▸ **Challenge**: Your task is to locate every line holding the string "israel" and to copy each of them.

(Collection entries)
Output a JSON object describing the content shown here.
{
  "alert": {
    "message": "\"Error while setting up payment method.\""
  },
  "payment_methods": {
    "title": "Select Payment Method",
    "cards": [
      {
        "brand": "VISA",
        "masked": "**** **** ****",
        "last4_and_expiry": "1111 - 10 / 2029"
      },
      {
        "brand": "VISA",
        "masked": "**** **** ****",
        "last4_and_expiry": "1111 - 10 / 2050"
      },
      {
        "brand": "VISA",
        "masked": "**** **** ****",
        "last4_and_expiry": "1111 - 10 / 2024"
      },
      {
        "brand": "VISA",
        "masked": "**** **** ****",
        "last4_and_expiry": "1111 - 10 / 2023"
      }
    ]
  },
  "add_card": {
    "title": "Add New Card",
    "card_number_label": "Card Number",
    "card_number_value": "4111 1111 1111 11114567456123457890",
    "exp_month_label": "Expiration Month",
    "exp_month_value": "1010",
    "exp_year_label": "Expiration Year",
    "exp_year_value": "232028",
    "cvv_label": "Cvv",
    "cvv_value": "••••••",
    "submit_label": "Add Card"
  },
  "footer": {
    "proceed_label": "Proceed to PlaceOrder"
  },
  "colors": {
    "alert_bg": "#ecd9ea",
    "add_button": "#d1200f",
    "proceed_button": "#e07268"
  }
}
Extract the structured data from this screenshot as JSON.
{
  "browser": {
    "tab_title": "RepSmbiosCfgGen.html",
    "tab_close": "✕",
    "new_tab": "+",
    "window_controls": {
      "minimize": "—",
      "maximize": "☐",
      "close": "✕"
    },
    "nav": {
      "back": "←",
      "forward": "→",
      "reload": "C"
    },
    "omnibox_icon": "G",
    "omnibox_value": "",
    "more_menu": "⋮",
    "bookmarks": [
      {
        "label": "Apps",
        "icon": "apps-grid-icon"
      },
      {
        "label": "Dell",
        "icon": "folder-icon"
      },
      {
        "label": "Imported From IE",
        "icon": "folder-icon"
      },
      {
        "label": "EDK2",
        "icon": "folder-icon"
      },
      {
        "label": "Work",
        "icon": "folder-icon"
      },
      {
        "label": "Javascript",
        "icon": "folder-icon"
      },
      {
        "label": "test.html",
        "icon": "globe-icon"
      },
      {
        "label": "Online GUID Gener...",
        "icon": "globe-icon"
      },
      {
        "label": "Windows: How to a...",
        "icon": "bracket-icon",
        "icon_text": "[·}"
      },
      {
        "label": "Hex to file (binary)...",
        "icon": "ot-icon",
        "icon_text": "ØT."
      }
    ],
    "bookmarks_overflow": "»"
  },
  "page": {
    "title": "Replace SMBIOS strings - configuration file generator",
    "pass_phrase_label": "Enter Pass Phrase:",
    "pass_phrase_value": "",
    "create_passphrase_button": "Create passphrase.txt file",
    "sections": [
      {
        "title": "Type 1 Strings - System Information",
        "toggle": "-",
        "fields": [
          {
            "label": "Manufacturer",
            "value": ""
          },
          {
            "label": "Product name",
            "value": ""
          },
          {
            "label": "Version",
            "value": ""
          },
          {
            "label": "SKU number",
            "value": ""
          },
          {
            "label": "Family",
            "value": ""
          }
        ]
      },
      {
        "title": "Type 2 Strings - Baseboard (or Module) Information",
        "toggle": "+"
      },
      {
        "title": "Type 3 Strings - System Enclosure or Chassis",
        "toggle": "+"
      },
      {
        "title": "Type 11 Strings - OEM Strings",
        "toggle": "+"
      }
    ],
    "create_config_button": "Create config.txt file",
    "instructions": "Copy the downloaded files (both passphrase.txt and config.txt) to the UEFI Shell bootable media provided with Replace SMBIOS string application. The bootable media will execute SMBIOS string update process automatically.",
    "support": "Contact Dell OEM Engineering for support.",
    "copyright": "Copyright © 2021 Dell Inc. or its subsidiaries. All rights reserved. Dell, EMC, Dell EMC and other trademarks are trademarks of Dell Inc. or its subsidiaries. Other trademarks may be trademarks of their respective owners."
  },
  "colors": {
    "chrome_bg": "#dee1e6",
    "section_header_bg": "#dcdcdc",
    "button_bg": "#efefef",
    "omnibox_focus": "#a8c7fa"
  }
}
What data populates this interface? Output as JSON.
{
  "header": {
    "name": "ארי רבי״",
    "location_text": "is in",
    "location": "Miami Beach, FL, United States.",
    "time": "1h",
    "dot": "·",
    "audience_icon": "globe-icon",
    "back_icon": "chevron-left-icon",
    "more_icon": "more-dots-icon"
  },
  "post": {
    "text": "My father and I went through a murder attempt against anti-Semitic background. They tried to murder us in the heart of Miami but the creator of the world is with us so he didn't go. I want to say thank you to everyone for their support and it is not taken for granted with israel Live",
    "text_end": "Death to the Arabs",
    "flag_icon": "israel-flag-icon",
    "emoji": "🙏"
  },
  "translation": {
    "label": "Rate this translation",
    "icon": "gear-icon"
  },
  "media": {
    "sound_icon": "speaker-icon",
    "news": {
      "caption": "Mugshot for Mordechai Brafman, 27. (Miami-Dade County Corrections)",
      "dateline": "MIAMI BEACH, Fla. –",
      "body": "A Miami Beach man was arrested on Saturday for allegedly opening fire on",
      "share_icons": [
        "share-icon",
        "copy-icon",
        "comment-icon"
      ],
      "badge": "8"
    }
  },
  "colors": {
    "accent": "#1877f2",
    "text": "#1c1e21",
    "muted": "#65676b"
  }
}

▸ **Expected answer**:
    "text": "My father and I went through a murder attempt against anti-Semitic background. They tried to murder us in the heart of Miami but the creator of the world is with us so he didn't go. I want to say thank you to everyone for their support and it is not taken for granted with israel Live",
    "flag_icon": "israel-flag-icon",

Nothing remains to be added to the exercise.